[Layout element entries]
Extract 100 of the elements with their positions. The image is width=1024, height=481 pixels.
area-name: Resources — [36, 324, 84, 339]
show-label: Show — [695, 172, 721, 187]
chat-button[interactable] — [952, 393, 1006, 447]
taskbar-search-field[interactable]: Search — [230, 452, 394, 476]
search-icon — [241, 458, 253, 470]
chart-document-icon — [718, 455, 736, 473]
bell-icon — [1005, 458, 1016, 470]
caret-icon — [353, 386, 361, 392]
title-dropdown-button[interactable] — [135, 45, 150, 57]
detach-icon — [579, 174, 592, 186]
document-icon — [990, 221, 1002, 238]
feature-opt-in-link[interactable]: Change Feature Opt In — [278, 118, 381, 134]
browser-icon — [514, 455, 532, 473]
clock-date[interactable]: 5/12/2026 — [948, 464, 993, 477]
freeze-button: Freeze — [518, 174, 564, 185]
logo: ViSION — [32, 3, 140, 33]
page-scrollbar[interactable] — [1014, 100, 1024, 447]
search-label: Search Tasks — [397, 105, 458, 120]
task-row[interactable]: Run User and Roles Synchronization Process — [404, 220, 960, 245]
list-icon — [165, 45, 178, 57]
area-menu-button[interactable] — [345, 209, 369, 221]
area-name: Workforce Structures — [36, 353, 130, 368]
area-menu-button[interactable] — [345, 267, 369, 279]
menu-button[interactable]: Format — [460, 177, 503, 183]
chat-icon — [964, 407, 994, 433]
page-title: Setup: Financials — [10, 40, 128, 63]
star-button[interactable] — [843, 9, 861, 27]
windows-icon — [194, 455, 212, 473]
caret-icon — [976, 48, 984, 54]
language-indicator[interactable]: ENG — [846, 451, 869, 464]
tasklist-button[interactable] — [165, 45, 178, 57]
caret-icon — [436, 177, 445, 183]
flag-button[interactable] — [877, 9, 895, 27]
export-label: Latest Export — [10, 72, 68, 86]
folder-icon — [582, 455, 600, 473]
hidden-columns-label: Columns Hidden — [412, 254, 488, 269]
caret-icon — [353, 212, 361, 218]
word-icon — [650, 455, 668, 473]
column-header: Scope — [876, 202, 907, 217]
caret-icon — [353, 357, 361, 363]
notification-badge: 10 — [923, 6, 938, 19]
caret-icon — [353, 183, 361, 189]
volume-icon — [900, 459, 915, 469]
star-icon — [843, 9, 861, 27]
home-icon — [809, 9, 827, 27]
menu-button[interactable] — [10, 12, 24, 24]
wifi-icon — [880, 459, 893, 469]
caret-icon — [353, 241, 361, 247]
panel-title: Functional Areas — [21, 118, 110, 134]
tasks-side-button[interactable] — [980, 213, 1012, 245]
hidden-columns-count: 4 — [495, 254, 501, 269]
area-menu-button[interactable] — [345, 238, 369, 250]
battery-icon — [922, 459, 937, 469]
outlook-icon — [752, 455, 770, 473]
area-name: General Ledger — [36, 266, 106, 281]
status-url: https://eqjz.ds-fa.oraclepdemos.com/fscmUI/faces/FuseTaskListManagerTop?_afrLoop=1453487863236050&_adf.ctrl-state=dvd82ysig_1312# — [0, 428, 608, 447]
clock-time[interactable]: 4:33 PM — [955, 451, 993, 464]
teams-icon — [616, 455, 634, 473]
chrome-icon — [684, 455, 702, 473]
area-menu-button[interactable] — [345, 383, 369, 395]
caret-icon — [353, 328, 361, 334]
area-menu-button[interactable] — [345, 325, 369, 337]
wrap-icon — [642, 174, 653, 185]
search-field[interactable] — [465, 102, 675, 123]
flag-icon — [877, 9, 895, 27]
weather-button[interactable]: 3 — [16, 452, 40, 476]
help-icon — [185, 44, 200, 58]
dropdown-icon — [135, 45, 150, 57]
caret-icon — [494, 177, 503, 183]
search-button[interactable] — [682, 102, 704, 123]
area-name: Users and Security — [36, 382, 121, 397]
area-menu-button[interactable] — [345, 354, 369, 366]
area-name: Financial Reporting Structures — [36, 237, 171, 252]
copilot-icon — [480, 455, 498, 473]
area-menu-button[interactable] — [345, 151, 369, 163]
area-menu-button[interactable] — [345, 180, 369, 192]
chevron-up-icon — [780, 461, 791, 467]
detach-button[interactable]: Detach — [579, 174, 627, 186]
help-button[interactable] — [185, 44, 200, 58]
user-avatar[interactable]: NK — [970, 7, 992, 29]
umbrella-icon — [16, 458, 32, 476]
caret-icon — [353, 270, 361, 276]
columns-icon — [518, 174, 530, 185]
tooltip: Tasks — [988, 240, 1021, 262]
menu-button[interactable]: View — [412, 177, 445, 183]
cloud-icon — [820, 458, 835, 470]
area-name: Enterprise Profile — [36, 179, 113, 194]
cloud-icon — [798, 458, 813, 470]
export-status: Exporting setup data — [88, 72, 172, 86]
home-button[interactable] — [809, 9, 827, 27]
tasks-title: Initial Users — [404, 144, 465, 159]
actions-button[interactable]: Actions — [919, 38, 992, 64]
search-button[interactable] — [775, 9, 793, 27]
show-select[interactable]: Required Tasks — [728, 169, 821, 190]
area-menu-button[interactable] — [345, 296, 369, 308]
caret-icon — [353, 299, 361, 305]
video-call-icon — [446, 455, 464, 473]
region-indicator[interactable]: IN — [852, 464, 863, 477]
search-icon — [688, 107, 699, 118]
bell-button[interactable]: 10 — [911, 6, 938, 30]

> _SHORT PROBLEM_
Convert all the lines above into a Markdown table with the columns "No." and "Entry," numbering each row and omitting blank lines.

> _WRITTEN ANSWER_
| No. | Entry |
|---|---|
| 1 | Extract 100 of the elements with their positions. The image is width=1024, height=481 pixels. |
| 2 | area-name: Resources — [36, 324, 84, 339] |
| 3 | show-label: Show — [695, 172, 721, 187] |
| 4 | chat-button[interactable] — [952, 393, 1006, 447] |
| 5 | taskbar-search-field[interactable]: Search — [230, 452, 394, 476] |
| 6 | search-icon — [241, 458, 253, 470] |
| 7 | chart-document-icon — [718, 455, 736, 473] |
| 8 | bell-icon — [1005, 458, 1016, 470] |
| 9 | caret-icon — [353, 386, 361, 392] |
| 10 | title-dropdown-button[interactable] — [135, 45, 150, 57] |
| 11 | detach-icon — [579, 174, 592, 186] |
| 12 | document-icon — [990, 221, 1002, 238] |
| 13 | feature-opt-in-link[interactable]: Change Feature Opt In — [278, 118, 381, 134] |
| 14 | browser-icon — [514, 455, 532, 473] |
| 15 | clock-date[interactable]: 5/12/2026 — [948, 464, 993, 477] |
| 16 | freeze-button: Freeze — [518, 174, 564, 185] |
| 17 | logo: ViSION — [32, 3, 140, 33] |
| 18 | page-scrollbar[interactable] — [1014, 100, 1024, 447] |
| 19 | search-label: Search Tasks — [397, 105, 458, 120] |
| 20 | task-row[interactable]: Run User and Roles Synchronization Process — [404, 220, 960, 245] |
| 21 | list-icon — [165, 45, 178, 57] |
| 22 | area-menu-button[interactable] — [345, 209, 369, 221] |
| 23 | area-name: Workforce Structures — [36, 353, 130, 368] |
| 24 | area-menu-button[interactable] — [345, 267, 369, 279] |
| 25 | menu-button[interactable]: Format — [460, 177, 503, 183] |
| 26 | chat-icon — [964, 407, 994, 433] |
| 27 | page-title: Setup: Financials — [10, 40, 128, 63] |
| 28 | star-button[interactable] — [843, 9, 861, 27] |
| 29 | windows-icon — [194, 455, 212, 473] |
| 30 | caret-icon — [976, 48, 984, 54] |
| 31 | language-indicator[interactable]: ENG — [846, 451, 869, 464] |
| 32 | tasklist-button[interactable] — [165, 45, 178, 57] |
| 33 | caret-icon — [436, 177, 445, 183] |
| 34 | flag-button[interactable] — [877, 9, 895, 27] |
| 35 | export-label: Latest Export — [10, 72, 68, 86] |
| 36 | folder-icon — [582, 455, 600, 473] |
| 37 | hidden-columns-label: Columns Hidden — [412, 254, 488, 269] |
| 38 | caret-icon — [353, 212, 361, 218] |
| 39 | word-icon — [650, 455, 668, 473] |
| 40 | column-header: Scope — [876, 202, 907, 217] |
| 41 | caret-icon — [353, 357, 361, 363] |
| 42 | notification-badge: 10 — [923, 6, 938, 19] |
| 43 | caret-icon — [353, 183, 361, 189] |
| 44 | volume-icon — [900, 459, 915, 469] |
| 45 | star-icon — [843, 9, 861, 27] |
| 46 | home-icon — [809, 9, 827, 27] |
| 47 | menu-button[interactable] — [10, 12, 24, 24] |
| 48 | wifi-icon — [880, 459, 893, 469] |
| 49 | caret-icon — [353, 241, 361, 247] |
| 50 | panel-title: Functional Areas — [21, 118, 110, 134] |
| 51 | tasks-side-button[interactable] — [980, 213, 1012, 245] |
| 52 | hidden-columns-count: 4 — [495, 254, 501, 269] |
| 53 | area-menu-button[interactable] — [345, 238, 369, 250] |
| 54 | battery-icon — [922, 459, 937, 469] |
| 55 | outlook-icon — [752, 455, 770, 473] |
| 56 | area-name: General Ledger — [36, 266, 106, 281] |
| 57 | status-url: https://eqjz.ds-fa.oraclepdemos.com/fscmUI/faces/FuseTaskListManagerTop?_afrLoop=1453487863236050&_adf.ctrl-state=dvd82ysig_1312# — [0, 428, 608, 447] |
| 58 | clock-time[interactable]: 4:33 PM — [955, 451, 993, 464] |
| 59 | teams-icon — [616, 455, 634, 473] |
| 60 | chrome-icon — [684, 455, 702, 473] |
| 61 | area-menu-button[interactable] — [345, 383, 369, 395] |
| 62 | caret-icon — [353, 328, 361, 334] |
| 63 | area-menu-button[interactable] — [345, 325, 369, 337] |
| 64 | wrap-icon — [642, 174, 653, 185] |
| 65 | search-field[interactable] — [465, 102, 675, 123] |
| 66 | flag-icon — [877, 9, 895, 27] |
| 67 | weather-button[interactable]: 3 — [16, 452, 40, 476] |
| 68 | help-icon — [185, 44, 200, 58] |
| 69 | dropdown-icon — [135, 45, 150, 57] |
| 70 | caret-icon — [494, 177, 503, 183] |
| 71 | search-button[interactable] — [682, 102, 704, 123] |
| 72 | area-name: Users and Security — [36, 382, 121, 397] |
| 73 | area-menu-button[interactable] — [345, 354, 369, 366] |
| 74 | area-name: Financial Reporting Structures — [36, 237, 171, 252] |
| 75 | copilot-icon — [480, 455, 498, 473] |
| 76 | area-menu-button[interactable] — [345, 151, 369, 163] |
| 77 | area-menu-button[interactable] — [345, 180, 369, 192] |
| 78 | chevron-up-icon — [780, 461, 791, 467] |
| 79 | detach-button[interactable]: Detach — [579, 174, 627, 186] |
| 80 | help-button[interactable] — [185, 44, 200, 58] |
| 81 | user-avatar[interactable]: NK — [970, 7, 992, 29] |
| 82 | umbrella-icon — [16, 458, 32, 476] |
| 83 | caret-icon — [353, 270, 361, 276] |
| 84 | columns-icon — [518, 174, 530, 185] |
| 85 | tooltip: Tasks — [988, 240, 1021, 262] |
| 86 | menu-button[interactable]: View — [412, 177, 445, 183] |
| 87 | cloud-icon — [820, 458, 835, 470] |
| 88 | area-name: Enterprise Profile — [36, 179, 113, 194] |
| 89 | cloud-icon — [798, 458, 813, 470] |
| 90 | export-status: Exporting setup data — [88, 72, 172, 86] |
| 91 | home-button[interactable] — [809, 9, 827, 27] |
| 92 | tasks-title: Initial Users — [404, 144, 465, 159] |
| 93 | actions-button[interactable]: Actions — [919, 38, 992, 64] |
| 94 | search-button[interactable] — [775, 9, 793, 27] |
| 95 | show-select[interactable]: Required Tasks — [728, 169, 821, 190] |
| 96 | area-menu-button[interactable] — [345, 296, 369, 308] |
| 97 | caret-icon — [353, 299, 361, 305] |
| 98 | video-call-icon — [446, 455, 464, 473] |
| 99 | region-indicator[interactable]: IN — [852, 464, 863, 477] |
| 100 | search-icon — [688, 107, 699, 118] |
| 101 | bell-button[interactable]: 10 — [911, 6, 938, 30] |